- [Given task]: Every line that contains the word "source" should be copied.

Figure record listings

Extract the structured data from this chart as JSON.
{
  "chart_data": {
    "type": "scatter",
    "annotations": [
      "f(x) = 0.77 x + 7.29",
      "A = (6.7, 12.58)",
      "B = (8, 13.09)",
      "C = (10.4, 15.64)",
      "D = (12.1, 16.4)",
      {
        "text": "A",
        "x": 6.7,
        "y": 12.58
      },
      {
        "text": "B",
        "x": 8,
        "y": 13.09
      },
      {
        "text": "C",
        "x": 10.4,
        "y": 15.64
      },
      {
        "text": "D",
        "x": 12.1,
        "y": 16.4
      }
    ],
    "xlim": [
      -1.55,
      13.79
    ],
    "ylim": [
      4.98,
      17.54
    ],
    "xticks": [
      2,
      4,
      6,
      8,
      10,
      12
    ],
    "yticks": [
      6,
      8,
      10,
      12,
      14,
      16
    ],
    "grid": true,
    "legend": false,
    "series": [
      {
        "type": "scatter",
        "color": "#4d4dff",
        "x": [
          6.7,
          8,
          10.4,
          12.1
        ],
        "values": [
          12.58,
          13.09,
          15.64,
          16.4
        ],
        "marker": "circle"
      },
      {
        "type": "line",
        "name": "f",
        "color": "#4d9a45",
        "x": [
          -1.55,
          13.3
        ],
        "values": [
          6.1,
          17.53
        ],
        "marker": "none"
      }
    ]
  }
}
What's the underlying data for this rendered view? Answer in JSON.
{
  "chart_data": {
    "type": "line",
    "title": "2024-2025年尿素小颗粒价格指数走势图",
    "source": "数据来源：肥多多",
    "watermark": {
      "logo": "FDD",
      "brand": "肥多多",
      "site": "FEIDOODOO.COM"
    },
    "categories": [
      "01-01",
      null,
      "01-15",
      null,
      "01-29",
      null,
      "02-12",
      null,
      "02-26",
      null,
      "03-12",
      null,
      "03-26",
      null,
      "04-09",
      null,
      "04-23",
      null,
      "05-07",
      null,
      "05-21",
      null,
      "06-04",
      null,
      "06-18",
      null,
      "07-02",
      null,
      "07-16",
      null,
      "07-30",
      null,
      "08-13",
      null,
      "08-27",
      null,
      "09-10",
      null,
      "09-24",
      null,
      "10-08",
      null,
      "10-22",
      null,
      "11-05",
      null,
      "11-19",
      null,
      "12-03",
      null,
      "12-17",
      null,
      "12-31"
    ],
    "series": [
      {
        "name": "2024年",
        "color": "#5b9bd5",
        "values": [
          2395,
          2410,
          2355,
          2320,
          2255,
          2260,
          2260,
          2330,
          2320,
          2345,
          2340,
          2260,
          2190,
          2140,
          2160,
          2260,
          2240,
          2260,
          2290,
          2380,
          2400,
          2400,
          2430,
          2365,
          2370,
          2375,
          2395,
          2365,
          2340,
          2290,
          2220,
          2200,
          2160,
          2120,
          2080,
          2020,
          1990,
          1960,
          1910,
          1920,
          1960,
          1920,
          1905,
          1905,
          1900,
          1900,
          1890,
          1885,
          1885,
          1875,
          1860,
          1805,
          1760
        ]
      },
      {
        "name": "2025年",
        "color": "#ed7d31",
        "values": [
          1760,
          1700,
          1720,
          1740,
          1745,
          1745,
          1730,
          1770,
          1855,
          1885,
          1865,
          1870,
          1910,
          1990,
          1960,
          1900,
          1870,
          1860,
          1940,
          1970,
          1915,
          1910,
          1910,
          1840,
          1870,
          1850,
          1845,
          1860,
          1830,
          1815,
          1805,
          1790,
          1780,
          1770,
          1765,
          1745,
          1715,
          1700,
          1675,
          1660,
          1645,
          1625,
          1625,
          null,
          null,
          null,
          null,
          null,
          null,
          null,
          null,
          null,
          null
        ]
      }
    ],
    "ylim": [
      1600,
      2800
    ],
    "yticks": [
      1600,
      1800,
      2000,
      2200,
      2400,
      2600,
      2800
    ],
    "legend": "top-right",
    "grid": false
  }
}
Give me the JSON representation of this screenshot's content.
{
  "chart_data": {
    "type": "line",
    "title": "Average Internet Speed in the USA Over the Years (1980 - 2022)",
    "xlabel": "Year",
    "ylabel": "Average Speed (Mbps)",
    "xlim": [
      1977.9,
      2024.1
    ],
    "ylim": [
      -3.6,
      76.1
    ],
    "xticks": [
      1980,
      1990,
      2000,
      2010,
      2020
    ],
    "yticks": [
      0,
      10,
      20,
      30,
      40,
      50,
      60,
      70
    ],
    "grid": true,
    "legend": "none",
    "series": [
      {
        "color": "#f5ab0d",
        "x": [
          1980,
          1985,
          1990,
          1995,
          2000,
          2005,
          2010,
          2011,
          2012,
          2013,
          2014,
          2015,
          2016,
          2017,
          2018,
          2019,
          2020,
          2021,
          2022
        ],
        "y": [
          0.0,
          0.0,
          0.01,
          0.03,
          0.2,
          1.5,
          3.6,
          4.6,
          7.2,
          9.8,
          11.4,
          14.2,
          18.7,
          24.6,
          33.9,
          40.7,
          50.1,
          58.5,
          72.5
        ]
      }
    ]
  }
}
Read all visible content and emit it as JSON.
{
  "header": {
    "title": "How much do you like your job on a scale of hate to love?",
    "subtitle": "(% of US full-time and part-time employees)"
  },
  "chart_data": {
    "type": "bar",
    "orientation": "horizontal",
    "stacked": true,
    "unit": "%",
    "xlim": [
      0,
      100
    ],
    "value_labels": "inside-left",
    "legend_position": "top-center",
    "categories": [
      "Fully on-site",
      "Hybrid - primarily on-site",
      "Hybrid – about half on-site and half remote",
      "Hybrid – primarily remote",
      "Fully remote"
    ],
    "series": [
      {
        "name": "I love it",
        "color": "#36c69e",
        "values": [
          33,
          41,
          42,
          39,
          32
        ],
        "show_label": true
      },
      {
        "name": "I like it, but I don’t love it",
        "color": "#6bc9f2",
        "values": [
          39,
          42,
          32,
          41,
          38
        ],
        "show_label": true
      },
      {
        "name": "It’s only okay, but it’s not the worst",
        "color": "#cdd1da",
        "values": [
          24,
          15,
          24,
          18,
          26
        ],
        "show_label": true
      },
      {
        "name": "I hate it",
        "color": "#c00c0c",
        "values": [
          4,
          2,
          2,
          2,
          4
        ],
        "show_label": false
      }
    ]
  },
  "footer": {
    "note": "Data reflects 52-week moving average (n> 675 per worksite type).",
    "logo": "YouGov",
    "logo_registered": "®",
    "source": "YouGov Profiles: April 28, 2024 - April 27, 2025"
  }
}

- [Reply to the task]:
    "source": "数据来源：肥多多",
    "source": "YouGov Profiles: April 28, 2024 - April 27, 2025"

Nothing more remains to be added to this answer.